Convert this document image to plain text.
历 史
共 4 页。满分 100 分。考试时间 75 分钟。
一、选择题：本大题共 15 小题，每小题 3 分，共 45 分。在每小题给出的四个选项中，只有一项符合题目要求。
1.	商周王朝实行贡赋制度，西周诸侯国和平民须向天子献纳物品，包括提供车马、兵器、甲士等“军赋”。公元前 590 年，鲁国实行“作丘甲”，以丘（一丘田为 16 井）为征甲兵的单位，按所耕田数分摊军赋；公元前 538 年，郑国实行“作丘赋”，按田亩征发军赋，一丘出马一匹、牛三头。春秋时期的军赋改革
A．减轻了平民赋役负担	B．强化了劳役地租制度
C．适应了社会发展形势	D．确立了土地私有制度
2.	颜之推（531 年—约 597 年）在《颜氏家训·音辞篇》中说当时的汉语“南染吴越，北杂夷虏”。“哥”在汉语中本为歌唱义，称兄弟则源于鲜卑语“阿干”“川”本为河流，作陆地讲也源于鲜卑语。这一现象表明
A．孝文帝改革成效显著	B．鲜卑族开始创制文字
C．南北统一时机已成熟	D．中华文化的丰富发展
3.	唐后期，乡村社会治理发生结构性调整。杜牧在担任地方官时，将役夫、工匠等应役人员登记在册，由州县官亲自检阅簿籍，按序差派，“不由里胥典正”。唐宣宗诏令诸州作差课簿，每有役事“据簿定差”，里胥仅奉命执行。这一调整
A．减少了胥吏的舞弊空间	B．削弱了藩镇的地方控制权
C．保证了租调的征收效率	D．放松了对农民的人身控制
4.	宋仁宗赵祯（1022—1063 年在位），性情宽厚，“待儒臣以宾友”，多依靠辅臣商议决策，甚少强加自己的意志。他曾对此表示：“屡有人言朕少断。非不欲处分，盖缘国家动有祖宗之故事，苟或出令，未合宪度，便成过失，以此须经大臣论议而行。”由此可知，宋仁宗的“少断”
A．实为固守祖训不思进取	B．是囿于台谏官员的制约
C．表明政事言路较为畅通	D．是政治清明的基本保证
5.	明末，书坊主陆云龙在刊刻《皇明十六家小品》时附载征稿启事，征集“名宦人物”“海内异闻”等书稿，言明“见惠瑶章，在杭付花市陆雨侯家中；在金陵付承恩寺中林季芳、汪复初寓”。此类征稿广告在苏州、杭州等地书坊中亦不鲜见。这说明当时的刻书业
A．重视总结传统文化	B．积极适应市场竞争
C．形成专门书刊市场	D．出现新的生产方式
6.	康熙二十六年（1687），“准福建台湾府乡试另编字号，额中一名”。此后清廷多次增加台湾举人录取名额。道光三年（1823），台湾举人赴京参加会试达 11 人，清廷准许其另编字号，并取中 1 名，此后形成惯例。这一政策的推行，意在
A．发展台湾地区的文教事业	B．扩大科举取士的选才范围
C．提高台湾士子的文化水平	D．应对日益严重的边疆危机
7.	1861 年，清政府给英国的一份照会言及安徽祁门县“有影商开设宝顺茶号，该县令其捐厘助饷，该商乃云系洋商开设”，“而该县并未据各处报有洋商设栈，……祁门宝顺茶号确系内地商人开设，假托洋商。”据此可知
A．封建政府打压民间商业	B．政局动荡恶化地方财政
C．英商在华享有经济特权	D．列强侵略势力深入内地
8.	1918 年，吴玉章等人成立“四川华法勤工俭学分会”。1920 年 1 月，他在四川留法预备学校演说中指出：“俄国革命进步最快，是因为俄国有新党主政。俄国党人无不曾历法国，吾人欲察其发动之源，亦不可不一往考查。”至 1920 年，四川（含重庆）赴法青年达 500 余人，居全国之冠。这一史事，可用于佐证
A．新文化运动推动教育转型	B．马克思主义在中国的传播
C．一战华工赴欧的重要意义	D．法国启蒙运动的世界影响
===
What the task asks.
Go through the material above line by line and copy it exactly.

Exercise output.
Convert this document image to plain text.
历 史
共 4 页。满分 100 分。考试时间 75 分钟。
一、选择题：本大题共 15 小题，每小题 3 分，共 45 分。在每小题给出的四个选项中，只有一项符合题目要求。
1.	商周王朝实行贡赋制度，西周诸侯国和平民须向天子献纳物品，包括提供车马、兵器、甲士等“军赋”。公元前 590 年，鲁国实行“作丘甲”，以丘（一丘田为 16 井）为征甲兵的单位，按所耕田数分摊军赋；公元前 538 年，郑国实行“作丘赋”，按田亩征发军赋，一丘出马一匹、牛三头。春秋时期的军赋改革
A．减轻了平民赋役负担	B．强化了劳役地租制度
C．适应了社会发展形势	D．确立了土地私有制度
2.	颜之推（531 年—约 597 年）在《颜氏家训·音辞篇》中说当时的汉语“南染吴越，北杂夷虏”。“哥”在汉语中本为歌唱义，称兄弟则源于鲜卑语“阿干”“川”本为河流，作陆地讲也源于鲜卑语。这一现象表明
A．孝文帝改革成效显著	B．鲜卑族开始创制文字
C．南北统一时机已成熟	D．中华文化的丰富发展
3.	唐后期，乡村社会治理发生结构性调整。杜牧在担任地方官时，将役夫、工匠等应役人员登记在册，由州县官亲自检阅簿籍，按序差派，“不由里胥典正”。唐宣宗诏令诸州作差课簿，每有役事“据簿定差”，里胥仅奉命执行。这一调整
A．减少了胥吏的舞弊空间	B．削弱了藩镇的地方控制权
C．保证了租调的征收效率	D．放松了对农民的人身控制
4.	宋仁宗赵祯（1022—1063 年在位），性情宽厚，“待儒臣以宾友”，多依靠辅臣商议决策，甚少强加自己的意志。他曾对此表示：“屡有人言朕少断。非不欲处分，盖缘国家动有祖宗之故事，苟或出令，未合宪度，便成过失，以此须经大臣论议而行。”由此可知，宋仁宗的“少断”
A．实为固守祖训不思进取	B．是囿于台谏官员的制约
C．表明政事言路较为畅通	D．是政治清明的基本保证
5.	明末，书坊主陆云龙在刊刻《皇明十六家小品》时附载征稿启事，征集“名宦人物”“海内异闻”等书稿，言明“见惠瑶章，在杭付花市陆雨侯家中；在金陵付承恩寺中林季芳、汪复初寓”。此类征稿广告在苏州、杭州等地书坊中亦不鲜见。这说明当时的刻书业
A．重视总结传统文化	B．积极适应市场竞争
C．形成专门书刊市场	D．出现新的生产方式
6.	康熙二十六年（1687），“准福建台湾府乡试另编字号，额中一名”。此后清廷多次增加台湾举人录取名额。道光三年（1823），台湾举人赴京参加会试达 11 人，清廷准许其另编字号，并取中 1 名，此后形成惯例。这一政策的推行，意在
A．发展台湾地区的文教事业	B．扩大科举取士的选才范围
C．提高台湾士子的文化水平	D．应对日益严重的边疆危机
7.	1861 年，清政府给英国的一份照会言及安徽祁门县“有影商开设宝顺茶号，该县令其捐厘助饷，该商乃云系洋商开设”，“而该县并未据各处报有洋商设栈，……祁门宝顺茶号确系内地商人开设，假托洋商。”据此可知
A．封建政府打压民间商业	B．政局动荡恶化地方财政
C．英商在华享有经济特权	D．列强侵略势力深入内地
8.	1918 年，吴玉章等人成立“四川华法勤工俭学分会”。1920 年 1 月，他在四川留法预备学校演说中指出：“俄国革命进步最快，是因为俄国有新党主政。俄国党人无不曾历法国，吾人欲察其发动之源，亦不可不一往考查。”至 1920 年，四川（含重庆）赴法青年达 500 余人，居全国之冠。这一史事，可用于佐证
A．新文化运动推动教育转型	B．马克思主义在中国的传播
C．一战华工赴欧的重要意义	D．法国启蒙运动的世界影响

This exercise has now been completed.